■ **Material provided**:
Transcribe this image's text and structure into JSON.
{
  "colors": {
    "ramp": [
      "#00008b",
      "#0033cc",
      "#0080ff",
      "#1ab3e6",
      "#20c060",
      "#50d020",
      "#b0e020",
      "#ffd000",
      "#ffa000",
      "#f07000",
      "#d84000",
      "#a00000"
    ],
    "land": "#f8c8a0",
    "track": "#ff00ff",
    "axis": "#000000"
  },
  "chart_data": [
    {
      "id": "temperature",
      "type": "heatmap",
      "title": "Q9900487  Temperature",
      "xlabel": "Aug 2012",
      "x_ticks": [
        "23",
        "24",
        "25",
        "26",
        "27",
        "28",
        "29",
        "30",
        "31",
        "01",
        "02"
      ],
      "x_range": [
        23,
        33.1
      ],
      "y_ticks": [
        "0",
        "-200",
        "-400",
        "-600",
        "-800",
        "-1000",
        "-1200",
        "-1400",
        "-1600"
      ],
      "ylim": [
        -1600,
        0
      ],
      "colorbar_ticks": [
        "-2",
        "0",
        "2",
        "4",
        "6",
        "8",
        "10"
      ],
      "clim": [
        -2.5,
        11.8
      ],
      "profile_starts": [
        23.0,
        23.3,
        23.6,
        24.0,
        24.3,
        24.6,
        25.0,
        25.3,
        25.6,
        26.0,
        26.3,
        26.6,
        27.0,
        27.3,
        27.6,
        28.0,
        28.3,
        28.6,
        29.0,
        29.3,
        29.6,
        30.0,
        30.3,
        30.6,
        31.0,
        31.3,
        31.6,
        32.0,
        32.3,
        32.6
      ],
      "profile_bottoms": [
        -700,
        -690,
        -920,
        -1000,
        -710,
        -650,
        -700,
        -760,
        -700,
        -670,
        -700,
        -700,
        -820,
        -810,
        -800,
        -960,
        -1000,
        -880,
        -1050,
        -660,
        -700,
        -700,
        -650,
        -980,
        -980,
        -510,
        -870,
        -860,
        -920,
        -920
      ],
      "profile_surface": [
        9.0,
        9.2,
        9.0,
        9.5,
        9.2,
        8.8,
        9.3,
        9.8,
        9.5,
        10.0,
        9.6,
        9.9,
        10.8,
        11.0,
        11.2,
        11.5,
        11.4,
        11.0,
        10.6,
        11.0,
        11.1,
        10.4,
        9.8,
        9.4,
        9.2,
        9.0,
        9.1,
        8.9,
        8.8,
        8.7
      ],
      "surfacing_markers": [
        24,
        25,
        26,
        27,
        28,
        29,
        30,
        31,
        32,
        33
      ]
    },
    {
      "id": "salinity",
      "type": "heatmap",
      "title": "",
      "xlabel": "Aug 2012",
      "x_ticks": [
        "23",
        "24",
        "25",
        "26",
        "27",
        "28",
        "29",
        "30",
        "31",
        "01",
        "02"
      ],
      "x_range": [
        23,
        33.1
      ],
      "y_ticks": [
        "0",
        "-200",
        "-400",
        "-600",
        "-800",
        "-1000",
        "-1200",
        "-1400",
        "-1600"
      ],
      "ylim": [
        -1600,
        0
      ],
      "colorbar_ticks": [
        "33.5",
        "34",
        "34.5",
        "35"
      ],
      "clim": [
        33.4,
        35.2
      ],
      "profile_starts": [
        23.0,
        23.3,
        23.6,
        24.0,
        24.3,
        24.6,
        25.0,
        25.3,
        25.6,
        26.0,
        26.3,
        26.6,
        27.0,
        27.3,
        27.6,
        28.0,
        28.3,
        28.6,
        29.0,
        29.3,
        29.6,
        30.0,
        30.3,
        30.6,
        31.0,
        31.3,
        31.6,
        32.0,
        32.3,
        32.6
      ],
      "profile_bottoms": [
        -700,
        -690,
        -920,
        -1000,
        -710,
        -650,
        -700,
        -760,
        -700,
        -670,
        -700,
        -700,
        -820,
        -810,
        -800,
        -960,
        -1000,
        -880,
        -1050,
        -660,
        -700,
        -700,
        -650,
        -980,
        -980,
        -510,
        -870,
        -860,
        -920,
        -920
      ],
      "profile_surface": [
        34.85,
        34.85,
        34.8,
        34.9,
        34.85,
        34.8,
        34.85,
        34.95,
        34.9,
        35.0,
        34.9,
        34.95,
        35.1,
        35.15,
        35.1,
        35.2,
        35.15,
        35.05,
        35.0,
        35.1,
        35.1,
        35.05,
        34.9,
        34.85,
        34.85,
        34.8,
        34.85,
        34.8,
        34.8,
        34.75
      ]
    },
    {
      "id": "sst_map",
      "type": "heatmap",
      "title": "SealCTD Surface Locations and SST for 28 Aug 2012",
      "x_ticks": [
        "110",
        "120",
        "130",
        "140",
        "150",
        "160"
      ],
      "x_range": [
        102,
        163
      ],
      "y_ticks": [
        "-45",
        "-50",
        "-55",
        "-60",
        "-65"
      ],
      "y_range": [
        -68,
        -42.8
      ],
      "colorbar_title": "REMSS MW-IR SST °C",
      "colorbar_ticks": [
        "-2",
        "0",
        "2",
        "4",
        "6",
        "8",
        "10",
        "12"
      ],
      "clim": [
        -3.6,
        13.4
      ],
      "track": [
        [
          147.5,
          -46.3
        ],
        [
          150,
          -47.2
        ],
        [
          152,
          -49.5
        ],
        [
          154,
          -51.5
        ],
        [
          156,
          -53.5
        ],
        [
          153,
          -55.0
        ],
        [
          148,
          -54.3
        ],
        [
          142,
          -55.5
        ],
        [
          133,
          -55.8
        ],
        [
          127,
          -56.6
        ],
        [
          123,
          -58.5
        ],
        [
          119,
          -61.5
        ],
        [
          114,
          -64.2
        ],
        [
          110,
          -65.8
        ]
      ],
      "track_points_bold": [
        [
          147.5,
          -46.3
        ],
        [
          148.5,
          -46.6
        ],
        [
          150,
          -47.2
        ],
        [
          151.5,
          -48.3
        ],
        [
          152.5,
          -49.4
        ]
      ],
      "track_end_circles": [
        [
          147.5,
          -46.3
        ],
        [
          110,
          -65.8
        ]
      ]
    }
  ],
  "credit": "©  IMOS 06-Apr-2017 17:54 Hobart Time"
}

■ **Given problem**: Everything in the listing above should be restated exactly.

■ **Task result**:
Transcribe this image's text and structure into JSON.
{
  "colors": {
    "ramp": [
      "#00008b",
      "#0033cc",
      "#0080ff",
      "#1ab3e6",
      "#20c060",
      "#50d020",
      "#b0e020",
      "#ffd000",
      "#ffa000",
      "#f07000",
      "#d84000",
      "#a00000"
    ],
    "land": "#f8c8a0",
    "track": "#ff00ff",
    "axis": "#000000"
  },
  "chart_data": [
    {
      "id": "temperature",
      "type": "heatmap",
      "title": "Q9900487  Temperature",
      "xlabel": "Aug 2012",
      "x_ticks": [
        "23",
        "24",
        "25",
        "26",
        "27",
        "28",
        "29",
        "30",
        "31",
        "01",
        "02"
      ],
      "x_range": [
        23,
        33.1
      ],
      "y_ticks": [
        "0",
        "-200",
        "-400",
        "-600",
        "-800",
        "-1000",
        "-1200",
        "-1400",
        "-1600"
      ],
      "ylim": [
        -1600,
        0
      ],
      "colorbar_ticks": [
        "-2",
        "0",
        "2",
        "4",
        "6",
        "8",
        "10"
      ],
      "clim": [
        -2.5,
        11.8
      ],
      "profile_starts": [
        23.0,
        23.3,
        23.6,
        24.0,
        24.3,
        24.6,
        25.0,
        25.3,
        25.6,
        26.0,
        26.3,
        26.6,
        27.0,
        27.3,
        27.6,
        28.0,
        28.3,
        28.6,
        29.0,
        29.3,
        29.6,
        30.0,
        30.3,
        30.6,
        31.0,
        31.3,
        31.6,
        32.0,
        32.3,
        32.6
      ],
      "profile_bottoms": [
        -700,
        -690,
        -920,
        -1000,
        -710,
        -650,
        -700,
        -760,
        -700,
        -670,
        -700,
        -700,
        -820,
        -810,
        -800,
        -960,
        -1000,
        -880,
        -1050,
        -660,
        -700,
        -700,
        -650,
        -980,
        -980,
        -510,
        -870,
        -860,
        -920,
        -920
      ],
      "profile_surface": [
        9.0,
        9.2,
        9.0,
        9.5,
        9.2,
        8.8,
        9.3,
        9.8,
        9.5,
        10.0,
        9.6,
        9.9,
        10.8,
        11.0,
        11.2,
        11.5,
        11.4,
        11.0,
        10.6,
        11.0,
        11.1,
        10.4,
        9.8,
        9.4,
        9.2,
        9.0,
        9.1,
        8.9,
        8.8,
        8.7
      ],
      "surfacing_markers": [
        24,
        25,
        26,
        27,
        28,
        29,
        30,
        31,
        32,
        33
      ]
    },
    {
      "id": "salinity",
      "type": "heatmap",
      "title": "",
      "xlabel": "Aug 2012",
      "x_ticks": [
        "23",
        "24",
        "25",
        "26",
        "27",
        "28",
        "29",
        "30",
        "31",
        "01",
        "02"
      ],
      "x_range": [
        23,
        33.1
      ],
      "y_ticks": [
        "0",
        "-200",
        "-400",
        "-600",
        "-800",
        "-1000",
        "-1200",
        "-1400",
        "-1600"
      ],
      "ylim": [
        -1600,
        0
      ],
      "colorbar_ticks": [
        "33.5",
        "34",
        "34.5",
        "35"
      ],
      "clim": [
        33.4,
        35.2
      ],
      "profile_starts": [
        23.0,
        23.3,
        23.6,
        24.0,
        24.3,
        24.6,
        25.0,
        25.3,
        25.6,
        26.0,
        26.3,
        26.6,
        27.0,
        27.3,
        27.6,
        28.0,
        28.3,
        28.6,
        29.0,
        29.3,
        29.6,
        30.0,
        30.3,
        30.6,
        31.0,
        31.3,
        31.6,
        32.0,
        32.3,
        32.6
      ],
      "profile_bottoms": [
        -700,
        -690,
        -920,
        -1000,
        -710,
        -650,
        -700,
        -760,
        -700,
        -670,
        -700,
        -700,
        -820,
        -810,
        -800,
        -960,
        -1000,
        -880,
        -1050,
        -660,
        -700,
        -700,
        -650,
        -980,
        -980,
        -510,
        -870,
        -860,
        -920,
        -920
      ],
      "profile_surface": [
        34.85,
        34.85,
        34.8,
        34.9,
        34.85,
        34.8,
        34.85,
        34.95,
        34.9,
        35.0,
        34.9,
        34.95,
        35.1,
        35.15,
        35.1,
        35.2,
        35.15,
        35.05,
        35.0,
        35.1,
        35.1,
        35.05,
        34.9,
        34.85,
        34.85,
        34.8,
        34.85,
        34.8,
        34.8,
        34.75
      ]
    },
    {
      "id": "sst_map",
      "type": "heatmap",
      "title": "SealCTD Surface Locations and SST for 28 Aug 2012",
      "x_ticks": [
        "110",
        "120",
        "130",
        "140",
        "150",
        "160"
      ],
      "x_range": [
        102,
        163
      ],
      "y_ticks": [
        "-45",
        "-50",
        "-55",
        "-60",
        "-65"
      ],
      "y_range": [
        -68,
        -42.8
      ],
      "colorbar_title": "REMSS MW-IR SST °C",
      "colorbar_ticks": [
        "-2",
        "0",
        "2",
        "4",
        "6",
        "8",
        "10",
        "12"
      ],
      "clim": [
        -3.6,
        13.4
      ],
      "track": [
        [
          147.5,
          -46.3
        ],
        [
          150,
          -47.2
        ],
        [
          152,
          -49.5
        ],
        [
          154,
          -51.5
        ],
        [
          156,
          -53.5
        ],
        [
          153,
          -55.0
        ],
        [
          148,
          -54.3
        ],
        [
          142,
          -55.5
        ],
        [
          133,
          -55.8
        ],
        [
          127,
          -56.6
        ],
        [
          123,
          -58.5
        ],
        [
          119,
          -61.5
        ],
        [
          114,
          -64.2
        ],
        [
          110,
          -65.8
        ]
      ],
      "track_points_bold": [
        [
          147.5,
          -46.3
        ],
        [
          148.5,
          -46.6
        ],
        [
          150,
          -47.2
        ],
        [
          151.5,
          -48.3
        ],
        [
          152.5,
          -49.4
        ]
      ],
      "track_end_circles": [
        [
          147.5,
          -46.3
        ],
        [
          110,
          -65.8
        ]
      ]
    }
  ],
  "credit": "©  IMOS 06-Apr-2017 17:54 Hobart Time"
}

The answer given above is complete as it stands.